Task requirements → Print every entry word for word, but omit the pictures.

Items listed in a dataset →
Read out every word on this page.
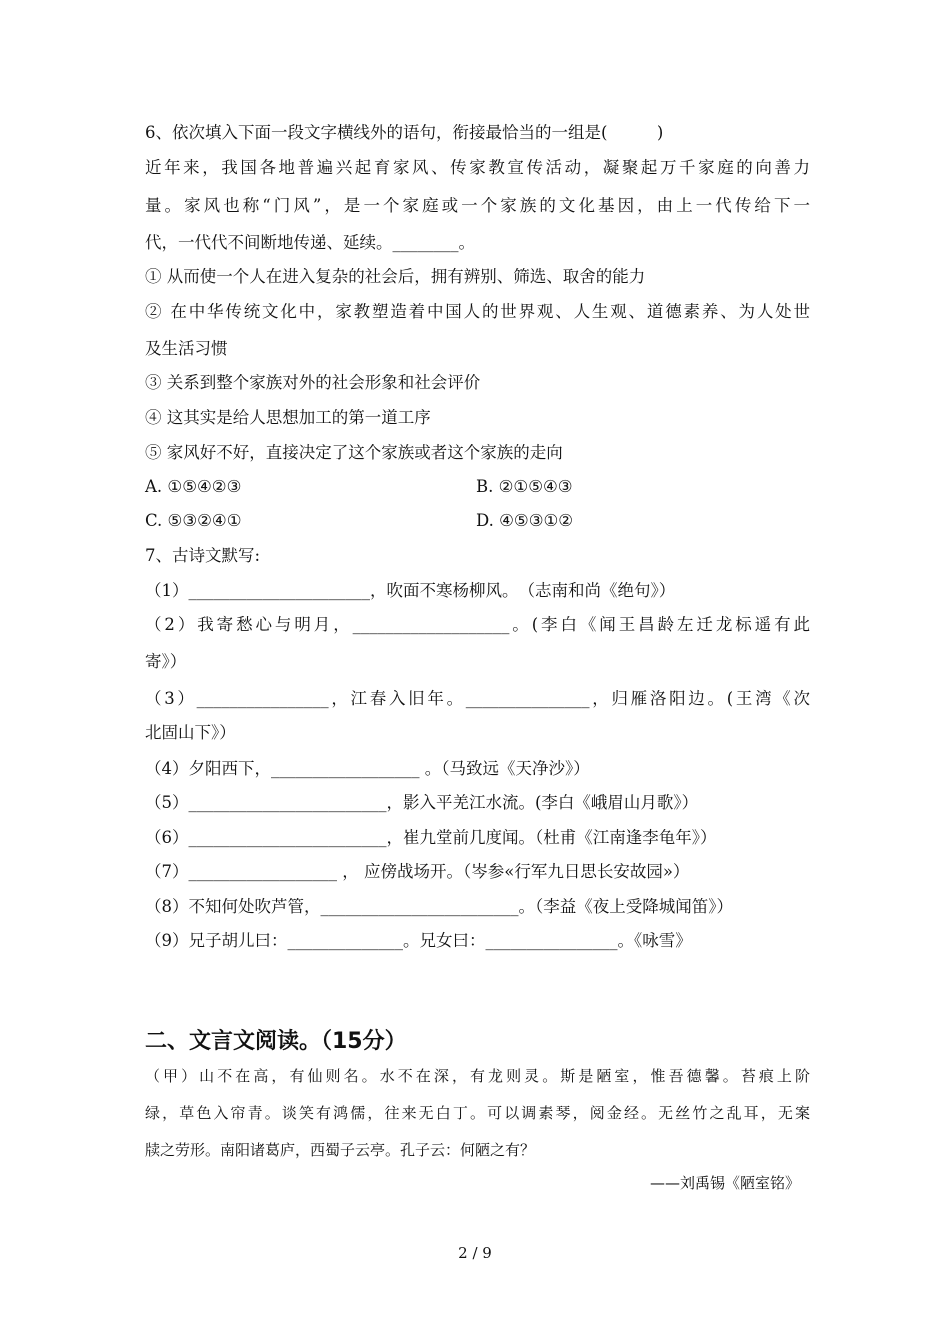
6、依次填入下面一段文字横线外的语句，衔接最恰当的一组是(　　　)
近年来，我国各地普遍兴起育家风、传家教宣传活动，凝聚起万千家庭的向善力
量。家风也称“门风”，是一个家庭或一个家族的文化基因，由上一代传给下一
代，一代代不间断地传递、延续。________。
① 从而使一个人在进入复杂的社会后，拥有辨别、筛选、取舍的能力
② 在中华传统文化中，家教塑造着中国人的世界观、人生观、道德素养、为人处世
及生活习惯
③ 关系到整个家族对外的社会形象和社会评价
④ 这其实是给人思想加工的第一道工序
⑤ 家风好不好，直接决定了这个家族或者这个家族的走向
A. ①⑤④②③	B. ②①⑤④③
C. ⑤③②④①	D. ④⑤③①②
7、古诗文默写:
（1）______________________，吹面不寒杨柳风。　（志南和尚《绝句》）
（2）我寄愁心与明月，___________________。(李白《闻王昌龄左迁龙标遥有此
寄》）
（3）________________，江春入旧年。_______________，归雁洛阳边。(王湾《次
北固山下》）
（4）夕阳西下，__________________ 。（马致远《天净沙》）
（5）________________________，影入平羌江水流。(李白《峨眉山月歌》）
（6）________________________，崔九堂前几度闻。（杜甫《江南逢李龟年》）
（7）__________________ ， 应傍战场开。（岑参«行军九日思长安故园»）
（8）不知何处吹芦管，________________________。（李益《夜上受降城闻笛》）
（9）兄子胡儿曰：______________。兄女曰：________________。《咏雪》
二、文言文阅读。（15分）
（甲）山不在高，有仙则名。水不在深，有龙则灵。斯是陋室，惟吾德馨。苔痕上阶
绿，草色入帘青。谈笑有鸿儒，往来无白丁。可以调素琴，阅金经。无丝竹之乱耳，无案
牍之劳形。南阳诸葛庐，西蜀子云亭。孔子云：何陋之有？
——刘禹锡《陋室铭》
2 / 9
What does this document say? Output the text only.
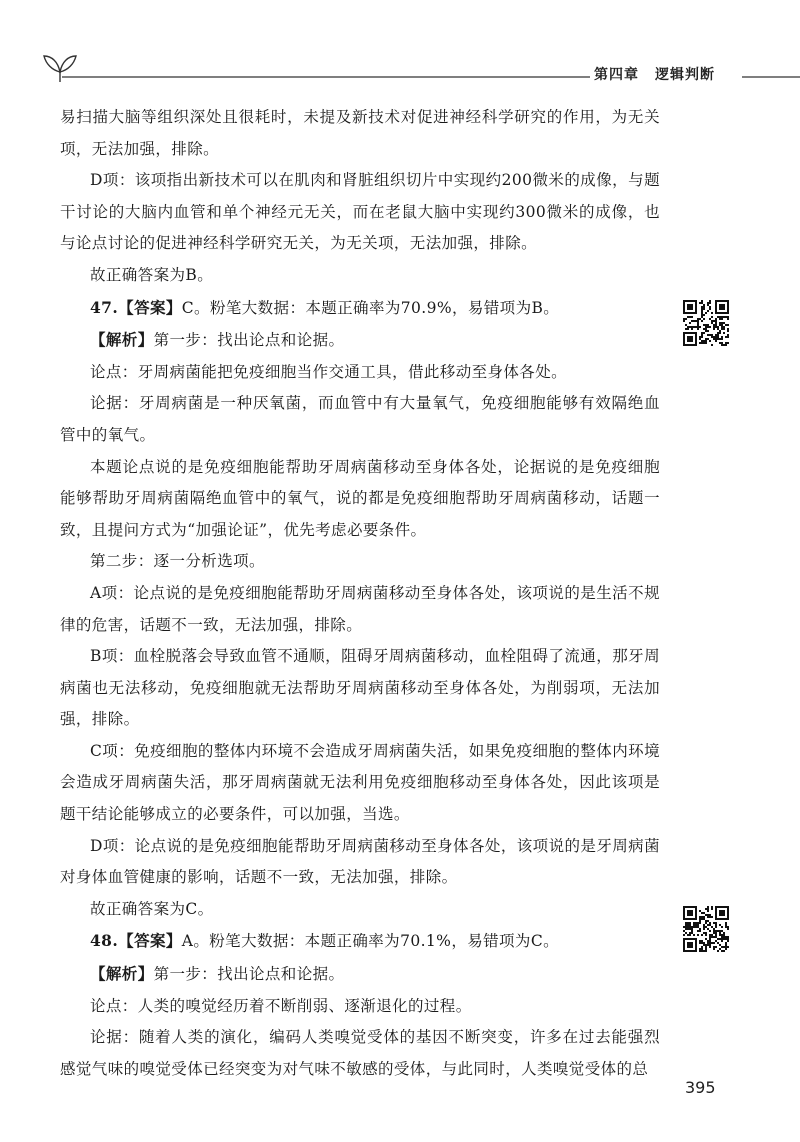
第四章 逻辑判断

易扫描大脑等组织深处且很耗时，未提及新技术对促进神经科学研究的作用，为无关项，无法加强，排除。

D项：该项指出新技术可以在肌肉和肾脏组织切片中实现约200微米的成像，与题干讨论的大脑内血管和单个神经元无关，而在老鼠大脑中实现约300微米的成像，也与论点讨论的促进神经科学研究无关，为无关项，无法加强，排除。

故正确答案为B。

47.【答案】C。粉笔大数据：本题正确率为70.9%，易错项为B。

【解析】第一步：找出论点和论据。

论点：牙周病菌能把免疫细胞当作交通工具，借此移动至身体各处。

论据：牙周病菌是一种厌氧菌，而血管中有大量氧气，免疫细胞能够有效隔绝血管中的氧气。

本题论点说的是免疫细胞能帮助牙周病菌移动至身体各处，论据说的是免疫细胞能够帮助牙周病菌隔绝血管中的氧气，说的都是免疫细胞帮助牙周病菌移动，话题一致，且提问方式为“加强论证”，优先考虑必要条件。

第二步：逐一分析选项。

A项：论点说的是免疫细胞能帮助牙周病菌移动至身体各处，该项说的是生活不规律的危害，话题不一致，无法加强，排除。

B项：血栓脱落会导致血管不通顺，阻碍牙周病菌移动，血栓阻碍了流通，那牙周病菌也无法移动，免疫细胞就无法帮助牙周病菌移动至身体各处，为削弱项，无法加强，排除。

C项：免疫细胞的整体内环境不会造成牙周病菌失活，如果免疫细胞的整体内环境会造成牙周病菌失活，那牙周病菌就无法利用免疫细胞移动至身体各处，因此该项是题干结论能够成立的必要条件，可以加强，当选。

D项：论点说的是免疫细胞能帮助牙周病菌移动至身体各处，该项说的是牙周病菌对身体血管健康的影响，话题不一致，无法加强，排除。

故正确答案为C。

48.【答案】A。粉笔大数据：本题正确率为70.1%，易错项为C。

【解析】第一步：找出论点和论据。

论点：人类的嗅觉经历着不断削弱、逐渐退化的过程。

论据：随着人类的演化，编码人类嗅觉受体的基因不断突变，许多在过去能强烈感觉气味的嗅觉受体已经突变为对气味不敏感的受体，与此同时，人类嗅觉受体的总

395
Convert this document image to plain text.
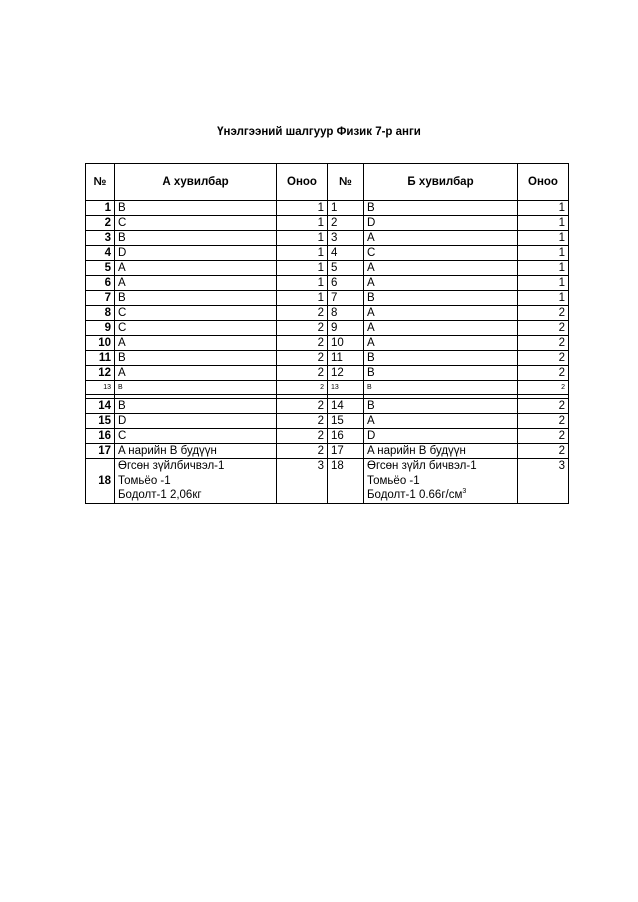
Үнэлгээний шалгуур Физик 7-р анги
№	А хувилбар	Оноо	№	Б хувилбар	Оноо
1	B	1	1	B	1
2	C	1	2	D	1
3	B	1	3	A	1
4	D	1	4	C	1
5	A	1	5	A	1
6	A	1	6	A	1
7	B	1	7	B	1
8	C	2	8	A	2
9	C	2	9	A	2
10	A	2	10	A	2
11	B	2	11	B	2
12	A	2	12	B	2
13	B	2	13	B	2

14	B	2	14	B	2
15	D	2	15	A	2
16	C	2	16	D	2
17	A нарийн B будүүн	2	17	A нарийн B будүүн	2
18	Өгсөн зүйлбичвэл-1
Томьёо -1
Бодолт-1 2,06кг	3	18	Өгсөн зүйл бичвэл-1
Томьёо -1
Бодолт-1 $0.66г/см^3$	3
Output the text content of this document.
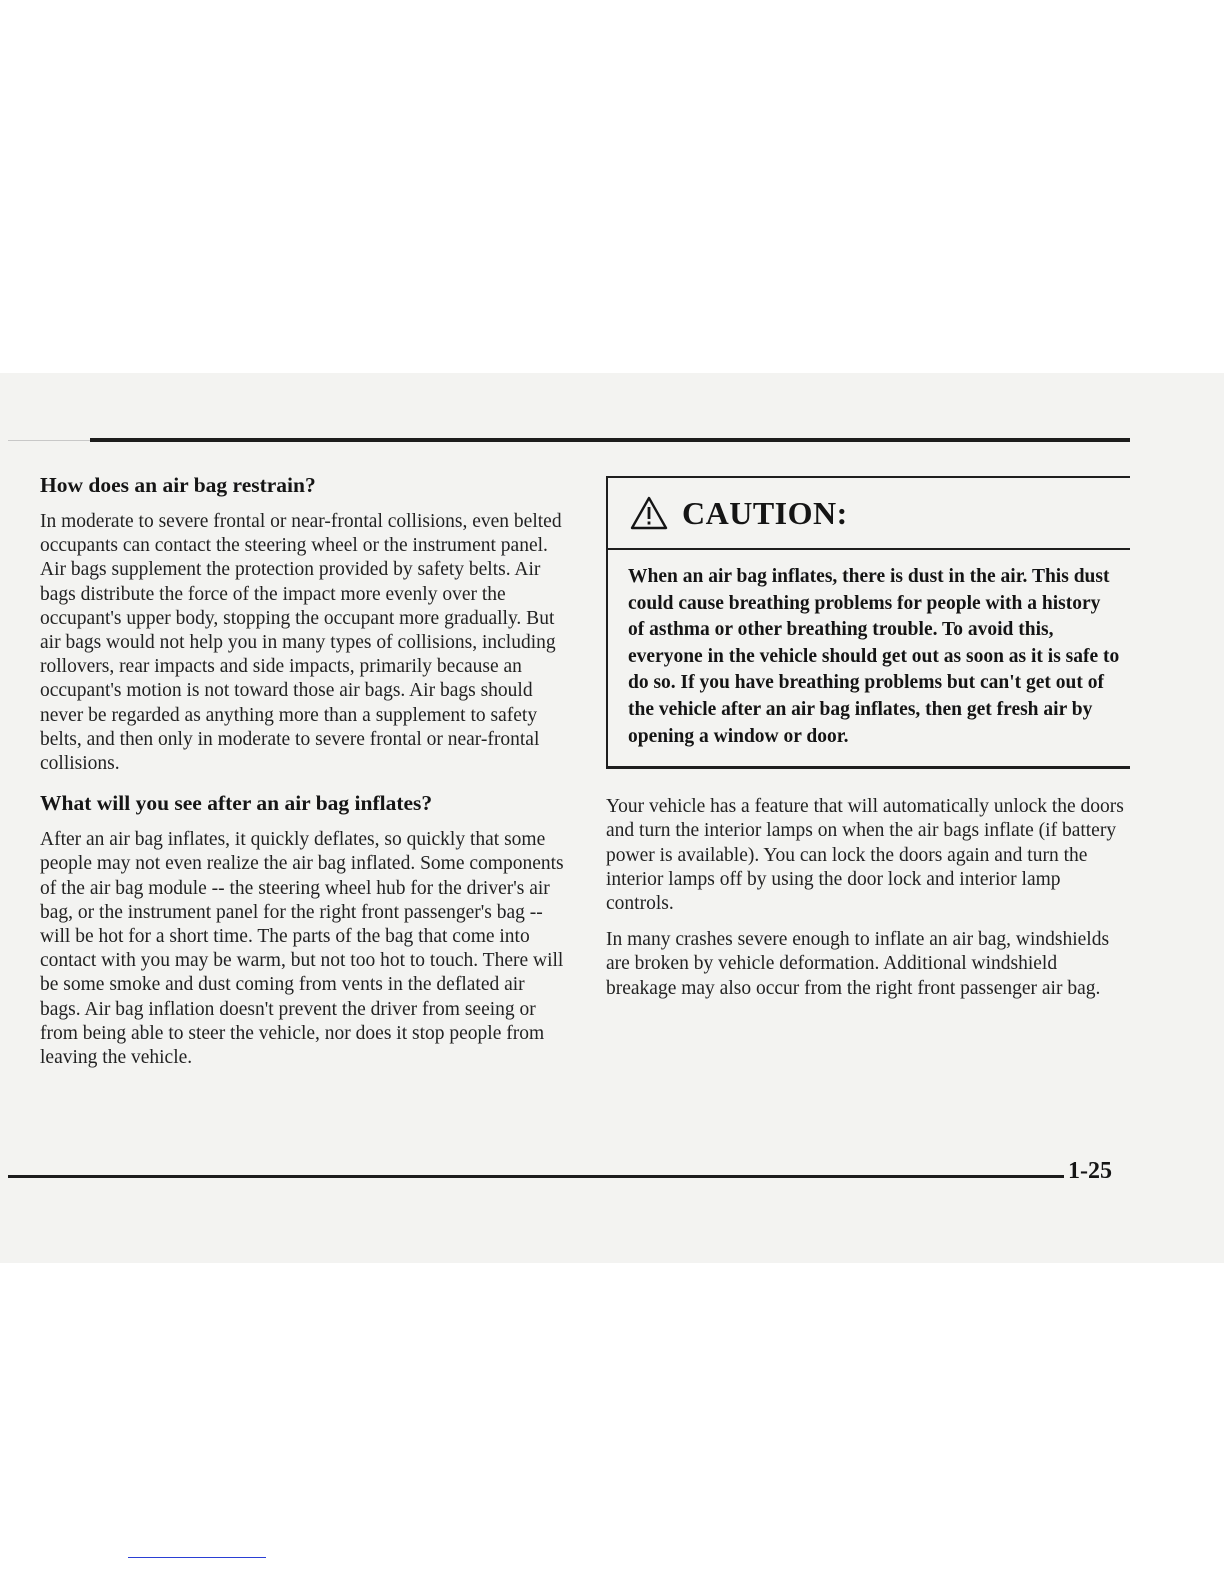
How does an air bag restrain?

In moderate to severe frontal or near-frontal collisions, even belted occupants can contact the steering wheel or the instrument panel. Air bags supplement the protection provided by safety belts. Air bags distribute the force of the impact more evenly over the occupant's upper body, stopping the occupant more gradually. But air bags would not help you in many types of collisions, including rollovers, rear impacts and side impacts, primarily because an occupant's motion is not toward those air bags. Air bags should never be regarded as anything more than a supplement to safety belts, and then only in moderate to severe frontal or near-frontal collisions.

What will you see after an air bag inflates?

After an air bag inflates, it quickly deflates, so quickly that some people may not even realize the air bag inflated. Some components of the air bag module -- the steering wheel hub for the driver's air bag, or the instrument panel for the right front passenger's bag -- will be hot for a short time. The parts of the bag that come into contact with you may be warm, but not too hot to touch. There will be some smoke and dust coming from vents in the deflated air bags. Air bag inflation doesn't prevent the driver from seeing or from being able to steer the vehicle, nor does it stop people from leaving the vehicle.

CAUTION:

When an air bag inflates, there is dust in the air. This dust could cause breathing problems for people with a history of asthma or other breathing trouble. To avoid this, everyone in the vehicle should get out as soon as it is safe to do so. If you have breathing problems but can't get out of the vehicle after an air bag inflates, then get fresh air by opening a window or door.

Your vehicle has a feature that will automatically unlock the doors and turn the interior lamps on when the air bags inflate (if battery power is available). You can lock the doors again and turn the interior lamps off by using the door lock and interior lamp controls.

In many crashes severe enough to inflate an air bag, windshields are broken by vehicle deformation. Additional windshield breakage may also occur from the right front passenger air bag.

1-25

Solution below →
Read out every word on this page.
6、依次填入下面一段文字横线外的语句，衔接最恰当的一组是(　　　)
近年来，我国各地普遍兴起育家风、传家教宣传活动，凝聚起万千家庭的向善力
量。家风也称“门风”，是一个家庭或一个家族的文化基因，由上一代传给下一
代，一代代不间断地传递、延续。________。
① 从而使一个人在进入复杂的社会后，拥有辨别、筛选、取舍的能力
② 在中华传统文化中，家教塑造着中国人的世界观、人生观、道德素养、为人处世
及生活习惯
③ 关系到整个家族对外的社会形象和社会评价
④ 这其实是给人思想加工的第一道工序
⑤ 家风好不好，直接决定了这个家族或者这个家族的走向
A. ①⑤④②③	B. ②①⑤④③
C. ⑤③②④①	D. ④⑤③①②
7、古诗文默写:
（1）______________________，吹面不寒杨柳风。　（志南和尚《绝句》）
（2）我寄愁心与明月，___________________。(李白《闻王昌龄左迁龙标遥有此
寄》）
（3）________________，江春入旧年。_______________，归雁洛阳边。(王湾《次
北固山下》）
（4）夕阳西下，__________________ 。（马致远《天净沙》）
（5）________________________，影入平羌江水流。(李白《峨眉山月歌》）
（6）________________________，崔九堂前几度闻。（杜甫《江南逢李龟年》）
（7）__________________ ， 应傍战场开。（岑参«行军九日思长安故园»）
（8）不知何处吹芦管，________________________。（李益《夜上受降城闻笛》）
（9）兄子胡儿曰：______________。兄女曰：________________。《咏雪》
二、文言文阅读。（15分）
（甲）山不在高，有仙则名。水不在深，有龙则灵。斯是陋室，惟吾德馨。苔痕上阶
绿，草色入帘青。谈笑有鸿儒，往来无白丁。可以调素琴，阅金经。无丝竹之乱耳，无案
牍之劳形。南阳诸葛庐，西蜀子云亭。孔子云：何陋之有？
——刘禹锡《陋室铭》
2 / 9
What does this document say? Output the text only.
第四章 逻辑判断

易扫描大脑等组织深处且很耗时，未提及新技术对促进神经科学研究的作用，为无关项，无法加强，排除。

D项：该项指出新技术可以在肌肉和肾脏组织切片中实现约200微米的成像，与题干讨论的大脑内血管和单个神经元无关，而在老鼠大脑中实现约300微米的成像，也与论点讨论的促进神经科学研究无关，为无关项，无法加强，排除。

故正确答案为B。

47.【答案】C。粉笔大数据：本题正确率为70.9%，易错项为B。

【解析】第一步：找出论点和论据。

论点：牙周病菌能把免疫细胞当作交通工具，借此移动至身体各处。

论据：牙周病菌是一种厌氧菌，而血管中有大量氧气，免疫细胞能够有效隔绝血管中的氧气。

本题论点说的是免疫细胞能帮助牙周病菌移动至身体各处，论据说的是免疫细胞能够帮助牙周病菌隔绝血管中的氧气，说的都是免疫细胞帮助牙周病菌移动，话题一致，且提问方式为“加强论证”，优先考虑必要条件。

第二步：逐一分析选项。

A项：论点说的是免疫细胞能帮助牙周病菌移动至身体各处，该项说的是生活不规律的危害，话题不一致，无法加强，排除。

B项：血栓脱落会导致血管不通顺，阻碍牙周病菌移动，血栓阻碍了流通，那牙周病菌也无法移动，免疫细胞就无法帮助牙周病菌移动至身体各处，为削弱项，无法加强，排除。

C项：免疫细胞的整体内环境不会造成牙周病菌失活，如果免疫细胞的整体内环境会造成牙周病菌失活，那牙周病菌就无法利用免疫细胞移动至身体各处，因此该项是题干结论能够成立的必要条件，可以加强，当选。

D项：论点说的是免疫细胞能帮助牙周病菌移动至身体各处，该项说的是牙周病菌对身体血管健康的影响，话题不一致，无法加强，排除。

故正确答案为C。

48.【答案】A。粉笔大数据：本题正确率为70.1%，易错项为C。

【解析】第一步：找出论点和论据。

论点：人类的嗅觉经历着不断削弱、逐渐退化的过程。

论据：随着人类的演化，编码人类嗅觉受体的基因不断突变，许多在过去能强烈感觉气味的嗅觉受体已经突变为对气味不敏感的受体，与此同时，人类嗅觉受体的总

395
Convert this document image to plain text.
Үнэлгээний шалгуур Физик 7-р анги
№	А хувилбар	Оноо	№	Б хувилбар	Оноо
1	B	1	1	B	1
2	C	1	2	D	1
3	B	1	3	A	1
4	D	1	4	C	1
5	A	1	5	A	1
6	A	1	6	A	1
7	B	1	7	B	1
8	C	2	8	A	2
9	C	2	9	A	2
10	A	2	10	A	2
11	B	2	11	B	2
12	A	2	12	B	2
13	B	2	13	B	2

14	B	2	14	B	2
15	D	2	15	A	2
16	C	2	16	D	2
17	A нарийн B будүүн	2	17	A нарийн B будүүн	2
18	Өгсөн зүйлбичвэл-1
Томьёо -1
Бодолт-1 2,06кг	3	18	Өгсөн зүйл бичвэл-1
Томьёо -1
Бодолт-1 $0.66г/см^3$	3
Output the text content of this document.
How does an air bag restrain?

In moderate to severe frontal or near-frontal collisions, even belted occupants can contact the steering wheel or the instrument panel. Air bags supplement the protection provided by safety belts. Air bags distribute the force of the impact more evenly over the occupant's upper body, stopping the occupant more gradually. But air bags would not help you in many types of collisions, including rollovers, rear impacts and side impacts, primarily because an occupant's motion is not toward those air bags. Air bags should never be regarded as anything more than a supplement to safety belts, and then only in moderate to severe frontal or near-frontal collisions.

What will you see after an air bag inflates?

After an air bag inflates, it quickly deflates, so quickly that some people may not even realize the air bag inflated. Some components of the air bag module -- the steering wheel hub for the driver's air bag, or the instrument panel for the right front passenger's bag -- will be hot for a short time. The parts of the bag that come into contact with you may be warm, but not too hot to touch. There will be some smoke and dust coming from vents in the deflated air bags. Air bag inflation doesn't prevent the driver from seeing or from being able to steer the vehicle, nor does it stop people from leaving the vehicle.

CAUTION:

When an air bag inflates, there is dust in the air. This dust could cause breathing problems for people with a history of asthma or other breathing trouble. To avoid this, everyone in the vehicle should get out as soon as it is safe to do so. If you have breathing problems but can't get out of the vehicle after an air bag inflates, then get fresh air by opening a window or door.

Your vehicle has a feature that will automatically unlock the doors and turn the interior lamps on when the air bags inflate (if battery power is available). You can lock the doors again and turn the interior lamps off by using the door lock and interior lamp controls.

In many crashes severe enough to inflate an air bag, windshields are broken by vehicle deformation. Additional windshield breakage may also occur from the right front passenger air bag.

1-25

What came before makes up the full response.